Task brief: Write out in full every row below that contains the string "info". Uppercase and lowercase letters count as different.

Rows:

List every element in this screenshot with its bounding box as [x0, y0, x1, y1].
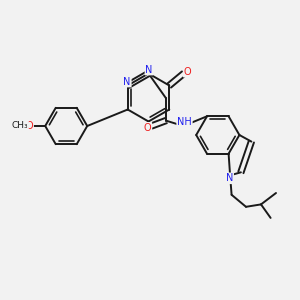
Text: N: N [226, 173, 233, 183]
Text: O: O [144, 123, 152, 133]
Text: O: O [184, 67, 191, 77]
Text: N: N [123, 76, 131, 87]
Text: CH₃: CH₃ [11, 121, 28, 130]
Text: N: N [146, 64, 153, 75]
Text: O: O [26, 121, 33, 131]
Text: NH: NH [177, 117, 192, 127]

* * *

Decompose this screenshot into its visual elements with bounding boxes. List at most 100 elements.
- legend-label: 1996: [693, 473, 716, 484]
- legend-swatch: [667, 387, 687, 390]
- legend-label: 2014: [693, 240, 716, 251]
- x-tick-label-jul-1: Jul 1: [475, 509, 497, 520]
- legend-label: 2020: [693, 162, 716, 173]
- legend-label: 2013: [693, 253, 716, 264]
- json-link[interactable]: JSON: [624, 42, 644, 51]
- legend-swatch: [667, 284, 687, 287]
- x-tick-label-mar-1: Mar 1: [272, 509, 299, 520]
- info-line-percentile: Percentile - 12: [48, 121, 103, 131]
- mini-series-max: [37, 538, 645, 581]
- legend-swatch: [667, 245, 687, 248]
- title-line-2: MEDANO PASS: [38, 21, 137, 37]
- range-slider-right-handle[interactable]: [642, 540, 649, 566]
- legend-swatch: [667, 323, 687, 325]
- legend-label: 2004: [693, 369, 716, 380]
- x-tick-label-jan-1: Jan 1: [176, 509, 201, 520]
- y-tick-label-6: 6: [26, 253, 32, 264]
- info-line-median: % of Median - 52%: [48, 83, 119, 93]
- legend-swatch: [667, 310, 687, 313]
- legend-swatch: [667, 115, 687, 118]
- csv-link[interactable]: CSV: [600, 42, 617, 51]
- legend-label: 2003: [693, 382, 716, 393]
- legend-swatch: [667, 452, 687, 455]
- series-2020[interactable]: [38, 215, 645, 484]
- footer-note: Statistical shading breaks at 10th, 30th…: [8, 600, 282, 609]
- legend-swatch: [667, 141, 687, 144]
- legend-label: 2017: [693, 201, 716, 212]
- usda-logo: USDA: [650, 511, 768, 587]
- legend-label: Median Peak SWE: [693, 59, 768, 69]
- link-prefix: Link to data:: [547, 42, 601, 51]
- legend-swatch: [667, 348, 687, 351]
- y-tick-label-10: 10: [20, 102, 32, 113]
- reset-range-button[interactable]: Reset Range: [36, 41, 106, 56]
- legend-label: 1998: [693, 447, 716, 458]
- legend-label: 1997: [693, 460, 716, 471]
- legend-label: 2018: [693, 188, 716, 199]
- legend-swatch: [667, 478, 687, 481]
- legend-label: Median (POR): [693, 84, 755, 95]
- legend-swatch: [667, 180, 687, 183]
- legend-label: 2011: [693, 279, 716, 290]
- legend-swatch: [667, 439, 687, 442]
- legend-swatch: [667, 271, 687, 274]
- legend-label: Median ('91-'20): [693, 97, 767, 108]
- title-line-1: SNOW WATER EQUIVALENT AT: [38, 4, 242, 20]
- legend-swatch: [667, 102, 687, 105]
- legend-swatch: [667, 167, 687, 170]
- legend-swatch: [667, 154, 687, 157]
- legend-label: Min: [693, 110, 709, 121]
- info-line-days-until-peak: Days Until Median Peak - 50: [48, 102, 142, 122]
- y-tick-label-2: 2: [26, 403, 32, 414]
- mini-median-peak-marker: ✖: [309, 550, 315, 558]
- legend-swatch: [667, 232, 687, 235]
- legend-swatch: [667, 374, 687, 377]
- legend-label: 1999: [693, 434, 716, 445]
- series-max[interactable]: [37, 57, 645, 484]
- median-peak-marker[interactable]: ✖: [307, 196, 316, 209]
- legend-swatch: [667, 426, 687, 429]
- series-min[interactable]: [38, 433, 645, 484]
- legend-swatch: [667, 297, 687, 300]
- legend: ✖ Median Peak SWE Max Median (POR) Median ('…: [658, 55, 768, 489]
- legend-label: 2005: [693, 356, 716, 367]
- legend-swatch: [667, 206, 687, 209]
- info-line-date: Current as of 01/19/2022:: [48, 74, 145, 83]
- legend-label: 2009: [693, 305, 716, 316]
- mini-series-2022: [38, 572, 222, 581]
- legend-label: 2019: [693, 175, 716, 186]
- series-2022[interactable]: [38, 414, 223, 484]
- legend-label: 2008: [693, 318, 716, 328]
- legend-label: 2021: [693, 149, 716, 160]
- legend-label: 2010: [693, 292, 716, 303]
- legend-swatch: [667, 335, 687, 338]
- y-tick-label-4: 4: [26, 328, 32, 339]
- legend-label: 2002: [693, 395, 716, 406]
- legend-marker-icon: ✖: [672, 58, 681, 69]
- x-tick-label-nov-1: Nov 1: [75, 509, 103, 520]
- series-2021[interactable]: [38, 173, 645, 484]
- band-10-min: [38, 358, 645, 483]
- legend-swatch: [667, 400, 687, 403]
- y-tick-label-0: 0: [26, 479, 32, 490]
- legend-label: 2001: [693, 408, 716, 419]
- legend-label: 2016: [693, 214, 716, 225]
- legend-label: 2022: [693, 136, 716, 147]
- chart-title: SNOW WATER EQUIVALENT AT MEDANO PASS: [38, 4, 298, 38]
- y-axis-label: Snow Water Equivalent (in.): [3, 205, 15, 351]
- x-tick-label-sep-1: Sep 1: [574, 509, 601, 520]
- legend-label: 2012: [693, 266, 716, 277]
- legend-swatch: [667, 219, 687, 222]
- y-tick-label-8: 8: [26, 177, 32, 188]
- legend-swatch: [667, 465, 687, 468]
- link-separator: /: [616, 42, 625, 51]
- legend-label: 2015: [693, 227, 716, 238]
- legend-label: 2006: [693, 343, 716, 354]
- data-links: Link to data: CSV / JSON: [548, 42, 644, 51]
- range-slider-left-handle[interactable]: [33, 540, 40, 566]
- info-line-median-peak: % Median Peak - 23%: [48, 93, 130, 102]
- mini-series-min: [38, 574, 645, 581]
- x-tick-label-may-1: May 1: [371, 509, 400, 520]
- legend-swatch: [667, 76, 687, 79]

In response:
- info-line-percentile: Percentile - 12: [48, 121, 103, 131]
- info-line-median: % of Median - 52%: [48, 83, 119, 93]
- info-line-days-until-peak: Days Until Median Peak - 50: [48, 102, 142, 122]
- info-line-date: Current as of 01/19/2022:: [48, 74, 145, 83]
- info-line-median-peak: % Median Peak - 23%: [48, 93, 130, 102]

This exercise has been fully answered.